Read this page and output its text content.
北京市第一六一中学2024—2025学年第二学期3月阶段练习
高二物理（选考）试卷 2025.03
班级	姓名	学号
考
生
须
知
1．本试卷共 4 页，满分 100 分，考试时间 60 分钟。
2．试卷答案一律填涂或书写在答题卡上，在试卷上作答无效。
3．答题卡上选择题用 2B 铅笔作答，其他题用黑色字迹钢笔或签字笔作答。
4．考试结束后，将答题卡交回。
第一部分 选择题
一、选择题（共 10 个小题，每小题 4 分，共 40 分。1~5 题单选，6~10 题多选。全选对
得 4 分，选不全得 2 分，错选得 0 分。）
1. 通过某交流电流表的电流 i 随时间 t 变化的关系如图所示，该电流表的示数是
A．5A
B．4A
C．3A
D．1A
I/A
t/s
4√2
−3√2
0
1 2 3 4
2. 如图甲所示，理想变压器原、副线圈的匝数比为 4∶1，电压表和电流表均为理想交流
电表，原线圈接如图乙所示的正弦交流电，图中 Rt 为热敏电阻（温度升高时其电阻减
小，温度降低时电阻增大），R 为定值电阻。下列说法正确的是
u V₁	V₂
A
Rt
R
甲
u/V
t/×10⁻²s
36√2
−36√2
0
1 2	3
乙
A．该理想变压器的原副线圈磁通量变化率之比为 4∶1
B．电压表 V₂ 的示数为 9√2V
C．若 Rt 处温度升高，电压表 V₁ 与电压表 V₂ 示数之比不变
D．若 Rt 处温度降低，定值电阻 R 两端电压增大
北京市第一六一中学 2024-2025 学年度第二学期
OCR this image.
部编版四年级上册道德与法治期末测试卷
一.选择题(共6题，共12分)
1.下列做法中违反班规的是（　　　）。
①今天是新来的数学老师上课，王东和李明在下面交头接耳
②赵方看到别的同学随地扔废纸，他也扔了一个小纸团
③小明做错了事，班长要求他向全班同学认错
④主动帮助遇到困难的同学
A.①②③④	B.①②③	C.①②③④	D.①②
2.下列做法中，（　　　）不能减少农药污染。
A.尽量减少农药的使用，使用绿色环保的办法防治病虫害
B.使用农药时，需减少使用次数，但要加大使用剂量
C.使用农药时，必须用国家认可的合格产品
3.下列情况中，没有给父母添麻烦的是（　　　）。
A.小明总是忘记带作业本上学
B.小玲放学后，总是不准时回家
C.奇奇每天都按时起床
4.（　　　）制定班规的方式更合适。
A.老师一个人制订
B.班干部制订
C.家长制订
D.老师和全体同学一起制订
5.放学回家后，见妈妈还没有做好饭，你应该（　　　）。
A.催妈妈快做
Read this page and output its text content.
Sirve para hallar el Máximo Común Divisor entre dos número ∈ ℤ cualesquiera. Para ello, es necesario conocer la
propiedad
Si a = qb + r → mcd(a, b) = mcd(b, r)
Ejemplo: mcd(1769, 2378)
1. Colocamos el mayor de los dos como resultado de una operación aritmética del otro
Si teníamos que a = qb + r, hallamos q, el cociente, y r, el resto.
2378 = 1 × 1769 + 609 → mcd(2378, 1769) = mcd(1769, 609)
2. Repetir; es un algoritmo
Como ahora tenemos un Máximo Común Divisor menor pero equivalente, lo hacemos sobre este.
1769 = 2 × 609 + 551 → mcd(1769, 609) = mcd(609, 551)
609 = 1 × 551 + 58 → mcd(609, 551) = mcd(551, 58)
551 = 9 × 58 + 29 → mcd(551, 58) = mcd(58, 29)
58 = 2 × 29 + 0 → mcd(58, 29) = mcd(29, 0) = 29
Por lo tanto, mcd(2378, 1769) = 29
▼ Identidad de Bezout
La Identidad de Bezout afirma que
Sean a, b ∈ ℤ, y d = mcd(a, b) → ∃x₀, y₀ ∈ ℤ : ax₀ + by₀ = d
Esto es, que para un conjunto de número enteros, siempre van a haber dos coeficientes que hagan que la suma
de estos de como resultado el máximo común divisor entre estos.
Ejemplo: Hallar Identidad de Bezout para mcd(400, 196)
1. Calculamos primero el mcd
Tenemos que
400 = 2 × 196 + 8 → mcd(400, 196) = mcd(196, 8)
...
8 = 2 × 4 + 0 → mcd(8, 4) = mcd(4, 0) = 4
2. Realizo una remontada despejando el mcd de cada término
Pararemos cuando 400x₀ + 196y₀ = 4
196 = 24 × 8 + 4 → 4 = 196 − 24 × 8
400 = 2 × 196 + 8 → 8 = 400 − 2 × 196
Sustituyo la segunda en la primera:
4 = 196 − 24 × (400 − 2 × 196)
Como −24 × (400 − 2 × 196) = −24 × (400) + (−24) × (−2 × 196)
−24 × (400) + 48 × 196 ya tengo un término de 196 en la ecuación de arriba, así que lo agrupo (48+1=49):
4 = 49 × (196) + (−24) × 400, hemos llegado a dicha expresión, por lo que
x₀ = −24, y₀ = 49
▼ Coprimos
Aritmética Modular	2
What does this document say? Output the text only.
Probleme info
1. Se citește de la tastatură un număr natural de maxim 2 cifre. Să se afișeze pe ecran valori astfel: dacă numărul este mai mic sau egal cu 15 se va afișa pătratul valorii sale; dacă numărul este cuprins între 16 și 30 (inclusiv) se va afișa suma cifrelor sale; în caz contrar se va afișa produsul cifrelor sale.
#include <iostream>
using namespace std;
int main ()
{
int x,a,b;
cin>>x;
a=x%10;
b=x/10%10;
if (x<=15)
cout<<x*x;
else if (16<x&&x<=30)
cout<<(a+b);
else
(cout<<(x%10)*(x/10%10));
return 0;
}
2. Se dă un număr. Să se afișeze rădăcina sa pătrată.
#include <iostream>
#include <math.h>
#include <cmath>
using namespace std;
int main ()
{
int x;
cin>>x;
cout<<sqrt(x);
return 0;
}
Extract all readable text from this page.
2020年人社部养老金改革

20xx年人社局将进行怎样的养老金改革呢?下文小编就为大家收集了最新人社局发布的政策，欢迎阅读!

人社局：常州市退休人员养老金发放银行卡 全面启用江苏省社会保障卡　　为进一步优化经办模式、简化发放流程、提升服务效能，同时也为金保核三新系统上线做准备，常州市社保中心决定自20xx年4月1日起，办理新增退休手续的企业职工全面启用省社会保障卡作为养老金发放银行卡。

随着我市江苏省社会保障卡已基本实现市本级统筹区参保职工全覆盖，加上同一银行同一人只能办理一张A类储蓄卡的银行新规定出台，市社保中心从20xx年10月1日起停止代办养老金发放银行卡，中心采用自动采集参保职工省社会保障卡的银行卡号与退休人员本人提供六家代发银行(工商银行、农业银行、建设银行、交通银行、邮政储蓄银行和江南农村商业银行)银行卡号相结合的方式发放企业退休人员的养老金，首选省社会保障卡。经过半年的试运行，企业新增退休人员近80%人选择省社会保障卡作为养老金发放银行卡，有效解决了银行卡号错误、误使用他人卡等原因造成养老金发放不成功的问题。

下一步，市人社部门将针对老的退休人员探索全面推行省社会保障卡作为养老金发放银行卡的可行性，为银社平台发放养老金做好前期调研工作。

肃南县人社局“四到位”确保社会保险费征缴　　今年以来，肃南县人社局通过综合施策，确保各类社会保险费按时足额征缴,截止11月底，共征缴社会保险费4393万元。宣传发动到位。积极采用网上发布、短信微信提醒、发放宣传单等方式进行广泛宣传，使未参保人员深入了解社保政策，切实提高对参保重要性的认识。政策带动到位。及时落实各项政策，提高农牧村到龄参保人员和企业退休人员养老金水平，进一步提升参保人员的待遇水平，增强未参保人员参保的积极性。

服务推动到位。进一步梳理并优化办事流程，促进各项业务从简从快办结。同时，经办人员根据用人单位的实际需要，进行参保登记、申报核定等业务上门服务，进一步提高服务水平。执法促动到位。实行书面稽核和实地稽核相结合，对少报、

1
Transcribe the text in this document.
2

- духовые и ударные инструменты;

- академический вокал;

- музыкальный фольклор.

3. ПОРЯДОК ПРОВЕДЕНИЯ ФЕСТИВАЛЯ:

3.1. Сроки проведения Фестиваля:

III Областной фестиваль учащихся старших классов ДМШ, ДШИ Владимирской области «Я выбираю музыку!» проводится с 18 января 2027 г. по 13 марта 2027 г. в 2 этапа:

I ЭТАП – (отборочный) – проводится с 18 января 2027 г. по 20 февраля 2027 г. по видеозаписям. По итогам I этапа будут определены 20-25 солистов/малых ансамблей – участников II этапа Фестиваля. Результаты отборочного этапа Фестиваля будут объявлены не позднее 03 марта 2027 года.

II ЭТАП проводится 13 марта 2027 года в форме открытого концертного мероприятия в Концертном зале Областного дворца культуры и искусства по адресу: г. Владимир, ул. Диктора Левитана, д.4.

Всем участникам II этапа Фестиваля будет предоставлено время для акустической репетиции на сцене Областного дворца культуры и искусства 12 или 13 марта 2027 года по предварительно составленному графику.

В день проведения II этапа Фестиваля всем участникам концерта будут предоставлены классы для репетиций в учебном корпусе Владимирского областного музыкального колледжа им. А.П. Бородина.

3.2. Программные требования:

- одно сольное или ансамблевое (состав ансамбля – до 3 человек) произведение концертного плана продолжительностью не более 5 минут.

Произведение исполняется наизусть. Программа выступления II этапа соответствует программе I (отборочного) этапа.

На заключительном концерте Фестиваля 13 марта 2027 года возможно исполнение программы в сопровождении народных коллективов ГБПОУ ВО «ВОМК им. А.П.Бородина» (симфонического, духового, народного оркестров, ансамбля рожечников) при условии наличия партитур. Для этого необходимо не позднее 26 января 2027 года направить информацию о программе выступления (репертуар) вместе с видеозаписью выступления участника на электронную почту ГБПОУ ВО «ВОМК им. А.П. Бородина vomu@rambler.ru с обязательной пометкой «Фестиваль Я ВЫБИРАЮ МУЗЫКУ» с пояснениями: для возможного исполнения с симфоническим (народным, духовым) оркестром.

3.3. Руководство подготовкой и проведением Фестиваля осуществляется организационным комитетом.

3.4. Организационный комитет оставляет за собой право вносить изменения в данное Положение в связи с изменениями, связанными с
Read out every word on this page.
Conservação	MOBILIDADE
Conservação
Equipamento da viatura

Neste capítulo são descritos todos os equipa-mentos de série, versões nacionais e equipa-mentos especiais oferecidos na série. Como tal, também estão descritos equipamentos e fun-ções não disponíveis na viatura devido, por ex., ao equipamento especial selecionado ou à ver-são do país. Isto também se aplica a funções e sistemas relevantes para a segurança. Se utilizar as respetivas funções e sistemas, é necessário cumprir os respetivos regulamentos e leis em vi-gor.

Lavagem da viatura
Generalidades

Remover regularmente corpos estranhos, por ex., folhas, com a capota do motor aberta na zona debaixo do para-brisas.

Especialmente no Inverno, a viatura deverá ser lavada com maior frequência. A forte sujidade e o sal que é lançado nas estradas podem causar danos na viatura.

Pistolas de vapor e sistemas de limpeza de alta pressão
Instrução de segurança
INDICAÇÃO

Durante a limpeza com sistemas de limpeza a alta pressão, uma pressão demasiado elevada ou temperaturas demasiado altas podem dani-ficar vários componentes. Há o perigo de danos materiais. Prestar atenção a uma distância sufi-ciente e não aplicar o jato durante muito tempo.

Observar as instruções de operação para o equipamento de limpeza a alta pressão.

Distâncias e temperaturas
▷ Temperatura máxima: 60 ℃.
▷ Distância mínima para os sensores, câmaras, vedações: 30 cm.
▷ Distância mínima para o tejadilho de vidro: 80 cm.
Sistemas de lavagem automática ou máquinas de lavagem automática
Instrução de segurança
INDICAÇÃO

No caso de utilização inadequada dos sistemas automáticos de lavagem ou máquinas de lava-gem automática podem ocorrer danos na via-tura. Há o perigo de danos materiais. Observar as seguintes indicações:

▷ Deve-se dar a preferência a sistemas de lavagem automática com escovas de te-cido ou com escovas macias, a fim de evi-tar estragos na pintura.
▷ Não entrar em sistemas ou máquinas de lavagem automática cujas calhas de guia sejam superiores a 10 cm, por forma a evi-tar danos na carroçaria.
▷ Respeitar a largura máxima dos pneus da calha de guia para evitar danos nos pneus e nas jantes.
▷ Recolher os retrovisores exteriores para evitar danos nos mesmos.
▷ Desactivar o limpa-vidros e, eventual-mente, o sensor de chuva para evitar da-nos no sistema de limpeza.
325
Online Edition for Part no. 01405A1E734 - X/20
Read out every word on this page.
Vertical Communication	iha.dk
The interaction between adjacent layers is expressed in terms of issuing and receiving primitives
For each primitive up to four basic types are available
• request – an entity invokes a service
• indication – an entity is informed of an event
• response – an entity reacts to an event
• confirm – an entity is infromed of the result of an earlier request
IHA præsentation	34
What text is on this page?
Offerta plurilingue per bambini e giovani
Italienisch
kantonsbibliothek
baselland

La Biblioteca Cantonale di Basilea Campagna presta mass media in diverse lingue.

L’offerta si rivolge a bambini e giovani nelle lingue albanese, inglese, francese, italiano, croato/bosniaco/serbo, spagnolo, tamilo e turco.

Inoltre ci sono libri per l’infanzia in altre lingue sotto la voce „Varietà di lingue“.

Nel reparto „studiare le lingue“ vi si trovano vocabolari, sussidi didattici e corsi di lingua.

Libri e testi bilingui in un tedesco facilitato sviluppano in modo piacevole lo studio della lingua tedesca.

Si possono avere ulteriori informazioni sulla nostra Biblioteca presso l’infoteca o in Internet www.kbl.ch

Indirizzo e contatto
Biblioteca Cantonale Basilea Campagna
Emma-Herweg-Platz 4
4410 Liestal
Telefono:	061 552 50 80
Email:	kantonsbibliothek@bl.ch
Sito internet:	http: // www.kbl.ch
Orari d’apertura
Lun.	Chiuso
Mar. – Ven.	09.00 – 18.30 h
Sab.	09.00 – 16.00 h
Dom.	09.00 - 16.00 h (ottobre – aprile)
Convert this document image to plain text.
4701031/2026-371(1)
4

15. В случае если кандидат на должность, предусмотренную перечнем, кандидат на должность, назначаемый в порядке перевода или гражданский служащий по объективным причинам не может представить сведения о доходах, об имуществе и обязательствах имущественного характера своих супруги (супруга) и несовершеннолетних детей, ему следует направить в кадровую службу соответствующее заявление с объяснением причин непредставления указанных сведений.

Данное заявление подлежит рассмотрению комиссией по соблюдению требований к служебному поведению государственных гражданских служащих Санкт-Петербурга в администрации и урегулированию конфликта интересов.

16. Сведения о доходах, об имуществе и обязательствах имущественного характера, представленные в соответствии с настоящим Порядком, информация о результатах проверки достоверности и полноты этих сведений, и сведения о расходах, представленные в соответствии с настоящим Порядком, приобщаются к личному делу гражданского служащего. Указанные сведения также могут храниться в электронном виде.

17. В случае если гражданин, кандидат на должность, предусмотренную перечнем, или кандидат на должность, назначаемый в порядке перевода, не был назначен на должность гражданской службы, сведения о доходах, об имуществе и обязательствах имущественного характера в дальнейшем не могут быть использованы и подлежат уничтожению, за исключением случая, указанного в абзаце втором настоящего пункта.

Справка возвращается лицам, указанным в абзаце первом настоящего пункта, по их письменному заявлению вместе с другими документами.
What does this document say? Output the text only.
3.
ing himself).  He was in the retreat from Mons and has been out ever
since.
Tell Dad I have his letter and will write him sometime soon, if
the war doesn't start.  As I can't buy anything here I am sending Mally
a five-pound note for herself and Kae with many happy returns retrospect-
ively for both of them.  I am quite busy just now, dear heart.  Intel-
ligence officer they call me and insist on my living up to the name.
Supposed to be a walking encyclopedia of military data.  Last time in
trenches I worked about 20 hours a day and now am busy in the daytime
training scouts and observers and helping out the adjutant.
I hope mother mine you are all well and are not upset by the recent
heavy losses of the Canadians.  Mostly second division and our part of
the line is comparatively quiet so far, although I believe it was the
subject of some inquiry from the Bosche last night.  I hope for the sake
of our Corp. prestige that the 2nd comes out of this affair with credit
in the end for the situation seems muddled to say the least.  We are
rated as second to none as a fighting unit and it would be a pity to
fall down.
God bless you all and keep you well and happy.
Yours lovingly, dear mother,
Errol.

* Aim: Your task is to gather all lines from the entries above that hold the word "Basilea".

* Full solution:
La Biblioteca Cantonale di Basilea Campagna presta mass media in diverse lingue.
Biblioteca Cantonale Basilea Campagna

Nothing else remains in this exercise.